§ **SUPPLIED RECORDS**
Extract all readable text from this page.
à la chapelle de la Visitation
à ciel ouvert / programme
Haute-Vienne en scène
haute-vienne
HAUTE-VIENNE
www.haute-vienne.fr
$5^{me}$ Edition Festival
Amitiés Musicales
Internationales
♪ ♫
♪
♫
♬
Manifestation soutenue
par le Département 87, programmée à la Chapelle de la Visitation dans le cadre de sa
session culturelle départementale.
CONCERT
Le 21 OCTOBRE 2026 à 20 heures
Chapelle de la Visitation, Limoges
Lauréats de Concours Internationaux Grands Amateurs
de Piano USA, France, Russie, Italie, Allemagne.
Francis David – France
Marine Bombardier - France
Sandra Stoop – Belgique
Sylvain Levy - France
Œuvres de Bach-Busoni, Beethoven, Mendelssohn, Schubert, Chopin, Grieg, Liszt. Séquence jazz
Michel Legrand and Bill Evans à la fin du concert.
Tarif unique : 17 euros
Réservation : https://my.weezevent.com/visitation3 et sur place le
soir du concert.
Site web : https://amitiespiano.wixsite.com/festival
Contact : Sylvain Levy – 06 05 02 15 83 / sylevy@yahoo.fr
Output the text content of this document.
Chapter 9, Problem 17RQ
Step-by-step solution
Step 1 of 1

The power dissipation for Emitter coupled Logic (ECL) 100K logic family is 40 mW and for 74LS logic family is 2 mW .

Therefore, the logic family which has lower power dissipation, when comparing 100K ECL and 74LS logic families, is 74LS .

§ **STATED PROBLEM**
Scan the entries above and work out how many lines include the word "this"; the reply is that number alone.

§ **ANSWER BELOW**
2